#### [EXERCISE DATA]
= = = = =
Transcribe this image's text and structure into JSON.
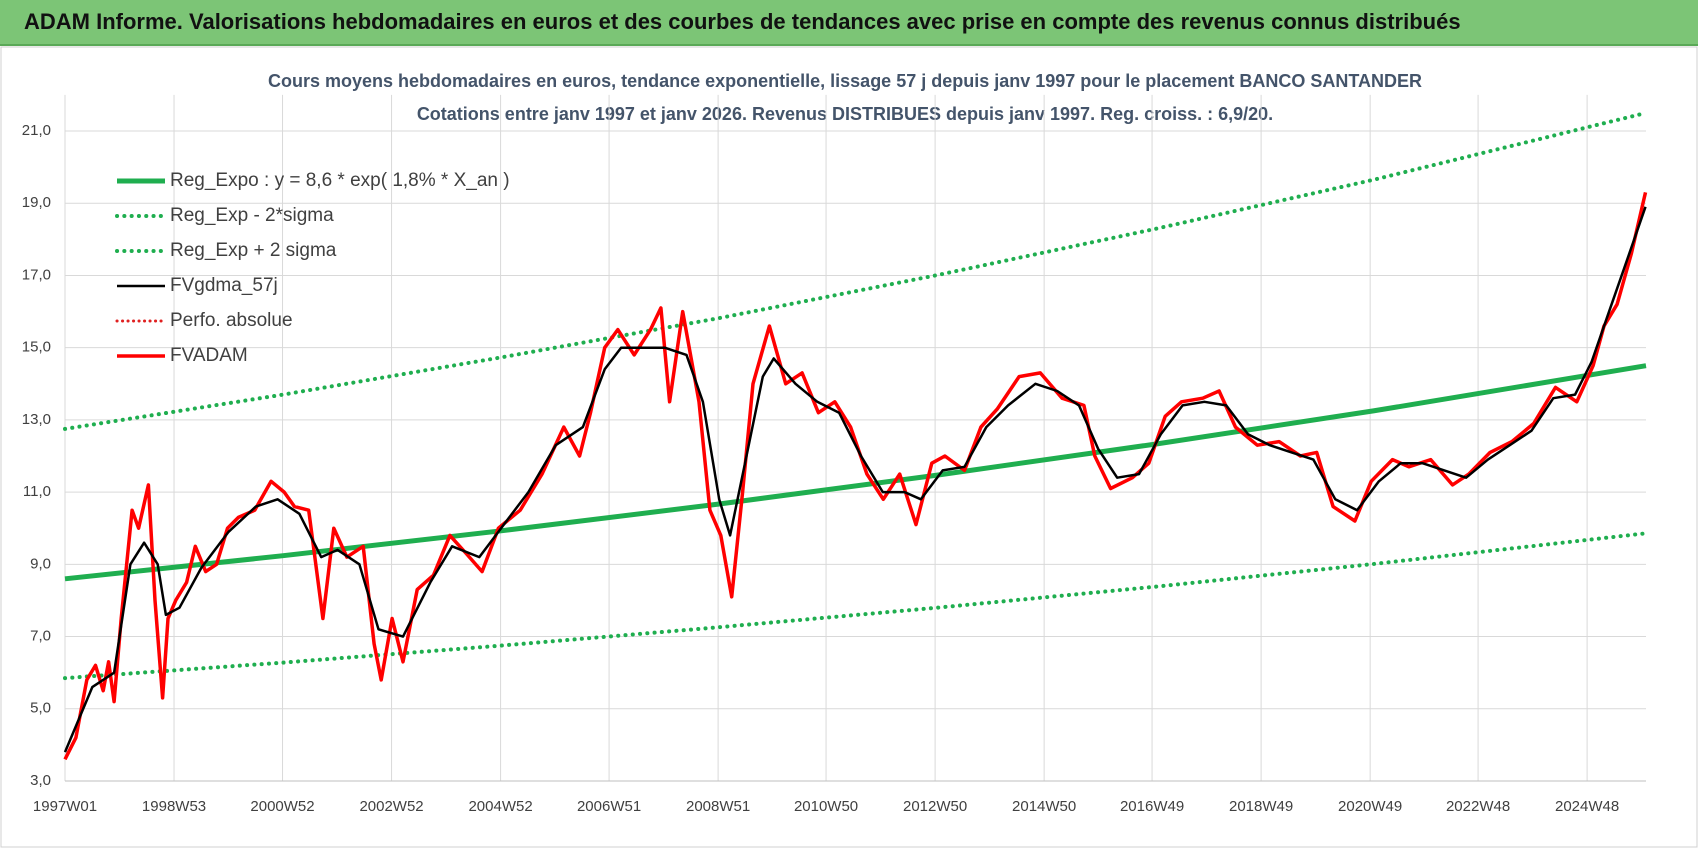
{
  "header": {
    "title": "ADAM Informe. Valorisations hebdomadaires en euros et des courbes de tendances avec prise en compte des revenus connus distribués"
  },
  "chart_data": {
    "type": "line",
    "title": "Cours moyens hebdomadaires en euros, tendance exponentielle, lissage 57 j depuis janv 1997  pour le placement BANCO SANTANDER",
    "subtitle": "Cotations entre janv 1997 et janv 2026. Revenus DISTRIBUES depuis janv 1997.  Reg. croiss. : 6,9/20.",
    "xlim": [
      1997,
      2026
    ],
    "xticks": [
      {
        "value": 1997,
        "label": "1997W01"
      },
      {
        "value": 1999,
        "label": "1998W53"
      },
      {
        "value": 2000.99,
        "label": "2000W52"
      },
      {
        "value": 2002.99,
        "label": "2002W52"
      },
      {
        "value": 2004.99,
        "label": "2004W52"
      },
      {
        "value": 2006.98,
        "label": "2006W51"
      },
      {
        "value": 2008.98,
        "label": "2008W51"
      },
      {
        "value": 2010.96,
        "label": "2010W50"
      },
      {
        "value": 2012.96,
        "label": "2012W50"
      },
      {
        "value": 2014.96,
        "label": "2014W50"
      },
      {
        "value": 2016.94,
        "label": "2016W49"
      },
      {
        "value": 2018.94,
        "label": "2018W49"
      },
      {
        "value": 2020.94,
        "label": "2020W49"
      },
      {
        "value": 2022.92,
        "label": "2022W48"
      },
      {
        "value": 2024.92,
        "label": "2024W48"
      }
    ],
    "ylim": [
      3,
      22
    ],
    "yticks": [
      {
        "value": 3,
        "label": "3,0"
      },
      {
        "value": 5,
        "label": "5,0"
      },
      {
        "value": 7,
        "label": "7,0"
      },
      {
        "value": 9,
        "label": "9,0"
      },
      {
        "value": 11,
        "label": "11,0"
      },
      {
        "value": 13,
        "label": "13,0"
      },
      {
        "value": 15,
        "label": "15,0"
      },
      {
        "value": 17,
        "label": "17,0"
      },
      {
        "value": 19,
        "label": "19,0"
      },
      {
        "value": 21,
        "label": "21,0"
      }
    ],
    "grid": true,
    "legend": "upper left",
    "series": [
      {
        "name": "Reg_Expo : y = 8,6 * exp( 1,8% *  X_an )",
        "color": "#1fae4f",
        "style": "solid",
        "width": 5,
        "x": [
          1997,
          2001,
          2005,
          2009,
          2013,
          2017,
          2021,
          2026
        ],
        "values": [
          8.6,
          9.24,
          9.93,
          10.67,
          11.47,
          12.33,
          13.25,
          14.5
        ]
      },
      {
        "name": "Reg_Exp - 2*sigma",
        "color": "#1fae4f",
        "style": "dotted",
        "width": 4,
        "x": [
          1997,
          2001,
          2005,
          2009,
          2013,
          2017,
          2021,
          2026
        ],
        "values": [
          5.85,
          6.28,
          6.75,
          7.26,
          7.8,
          8.38,
          9.01,
          9.86
        ]
      },
      {
        "name": "Reg_Exp + 2 sigma",
        "color": "#1fae4f",
        "style": "dotted",
        "width": 4,
        "x": [
          1997,
          2001,
          2005,
          2009,
          2013,
          2017,
          2021,
          2026
        ],
        "values": [
          12.75,
          13.7,
          14.73,
          15.82,
          17.01,
          18.29,
          19.65,
          21.5
        ]
      },
      {
        "name": "FVgdma_57j",
        "color": "#000000",
        "style": "solid",
        "width": 2.5,
        "x": [
          1997,
          1997.5,
          1997.9,
          1998.2,
          1998.45,
          1998.7,
          1998.85,
          1999.1,
          1999.5,
          2000,
          2000.5,
          2000.9,
          2001.3,
          2001.7,
          2002,
          2002.4,
          2002.75,
          2003.2,
          2003.7,
          2004.1,
          2004.6,
          2005,
          2005.5,
          2006,
          2006.5,
          2006.9,
          2007.2,
          2007.6,
          2008,
          2008.4,
          2008.7,
          2009,
          2009.2,
          2009.5,
          2009.8,
          2010,
          2010.4,
          2010.8,
          2011.2,
          2011.6,
          2012,
          2012.4,
          2012.7,
          2013.1,
          2013.5,
          2013.9,
          2014.3,
          2014.8,
          2015.2,
          2015.6,
          2015.95,
          2016.3,
          2016.7,
          2017.1,
          2017.5,
          2017.9,
          2018.3,
          2018.7,
          2019.1,
          2019.5,
          2019.9,
          2020.3,
          2020.7,
          2021.1,
          2021.5,
          2021.9,
          2022.3,
          2022.7,
          2023.1,
          2023.5,
          2023.9,
          2024.3,
          2024.7,
          2025,
          2025.3,
          2025.6,
          2025.99
        ],
        "values": [
          3.8,
          5.6,
          6.0,
          9.0,
          9.6,
          9.0,
          7.6,
          7.8,
          8.9,
          9.9,
          10.6,
          10.8,
          10.4,
          9.2,
          9.4,
          9.0,
          7.2,
          7.0,
          8.5,
          9.5,
          9.2,
          10.0,
          11.0,
          12.3,
          12.8,
          14.4,
          15.0,
          15.0,
          15.0,
          14.8,
          13.5,
          10.8,
          9.8,
          12.0,
          14.2,
          14.7,
          14.0,
          13.5,
          13.2,
          12.0,
          11.0,
          11.0,
          10.8,
          11.6,
          11.7,
          12.8,
          13.4,
          14.0,
          13.8,
          13.4,
          12.2,
          11.4,
          11.5,
          12.6,
          13.4,
          13.5,
          13.4,
          12.6,
          12.3,
          12.1,
          11.9,
          10.8,
          10.5,
          11.3,
          11.8,
          11.8,
          11.6,
          11.4,
          11.9,
          12.3,
          12.7,
          13.6,
          13.7,
          14.6,
          15.9,
          17.2,
          18.9
        ]
      },
      {
        "name": "Perfo. absolue",
        "color": "#e02020",
        "style": "dotted",
        "width": 3
      },
      {
        "name": "FVADAM",
        "color": "#ff0000",
        "style": "solid",
        "width": 3.5,
        "x": [
          1997,
          1997.2,
          1997.4,
          1997.56,
          1997.7,
          1997.8,
          1997.9,
          1998.03,
          1998.23,
          1998.35,
          1998.53,
          1998.65,
          1998.79,
          1998.89,
          1999.03,
          1999.23,
          1999.39,
          1999.58,
          1999.78,
          1999.98,
          2000.18,
          2000.48,
          2000.78,
          2001.02,
          2001.21,
          2001.47,
          2001.73,
          2001.93,
          2002.17,
          2002.47,
          2002.67,
          2002.8,
          2003,
          2003.2,
          2003.46,
          2003.76,
          2004.06,
          2004.36,
          2004.65,
          2004.95,
          2005.35,
          2005.75,
          2006.15,
          2006.44,
          2006.64,
          2006.9,
          2007.14,
          2007.44,
          2007.74,
          2007.93,
          2008.09,
          2008.33,
          2008.63,
          2008.83,
          2009.03,
          2009.23,
          2009.43,
          2009.62,
          2009.92,
          2010.22,
          2010.52,
          2010.82,
          2011.12,
          2011.41,
          2011.71,
          2012.01,
          2012.31,
          2012.61,
          2012.9,
          2013.14,
          2013.5,
          2013.8,
          2014.1,
          2014.5,
          2014.89,
          2015.29,
          2015.69,
          2015.89,
          2016.18,
          2016.58,
          2016.88,
          2017.18,
          2017.48,
          2017.87,
          2018.17,
          2018.47,
          2018.87,
          2019.27,
          2019.66,
          2019.96,
          2020.26,
          2020.66,
          2020.96,
          2021.35,
          2021.65,
          2022.05,
          2022.45,
          2022.75,
          2023.14,
          2023.54,
          2023.94,
          2024.34,
          2024.73,
          2025.03,
          2025.23,
          2025.47,
          2025.73,
          2025.99
        ],
        "values": [
          3.6,
          4.2,
          5.8,
          6.2,
          5.5,
          6.3,
          5.2,
          7.5,
          10.5,
          10.0,
          11.2,
          8.0,
          5.3,
          7.5,
          8.0,
          8.5,
          9.5,
          8.8,
          9.0,
          10.0,
          10.3,
          10.5,
          11.3,
          11.0,
          10.6,
          10.5,
          7.5,
          10.0,
          9.2,
          9.5,
          6.8,
          5.8,
          7.5,
          6.3,
          8.3,
          8.7,
          9.8,
          9.3,
          8.8,
          10.0,
          10.5,
          11.5,
          12.8,
          12.0,
          13.2,
          15.0,
          15.5,
          14.8,
          15.5,
          16.1,
          13.5,
          16.0,
          13.5,
          10.5,
          9.8,
          8.1,
          11.0,
          14.0,
          15.6,
          14.0,
          14.3,
          13.2,
          13.5,
          12.8,
          11.5,
          10.8,
          11.5,
          10.1,
          11.8,
          12.0,
          11.6,
          12.8,
          13.3,
          14.2,
          14.3,
          13.6,
          13.4,
          12.0,
          11.1,
          11.4,
          11.8,
          13.1,
          13.5,
          13.6,
          13.8,
          12.8,
          12.3,
          12.4,
          12.0,
          12.1,
          10.6,
          10.2,
          11.3,
          11.9,
          11.7,
          11.9,
          11.2,
          11.5,
          12.1,
          12.4,
          12.9,
          13.9,
          13.5,
          14.5,
          15.6,
          16.2,
          17.6,
          19.3
        ]
      }
    ]
  }
}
= = = = =
#### [TASK STATEMENT]
Show all lines in the entries above where the word "sigma" appears.

#### [REPLY]
        "name": "Reg_Exp - 2*sigma",
        "name": "Reg_Exp + 2 sigma",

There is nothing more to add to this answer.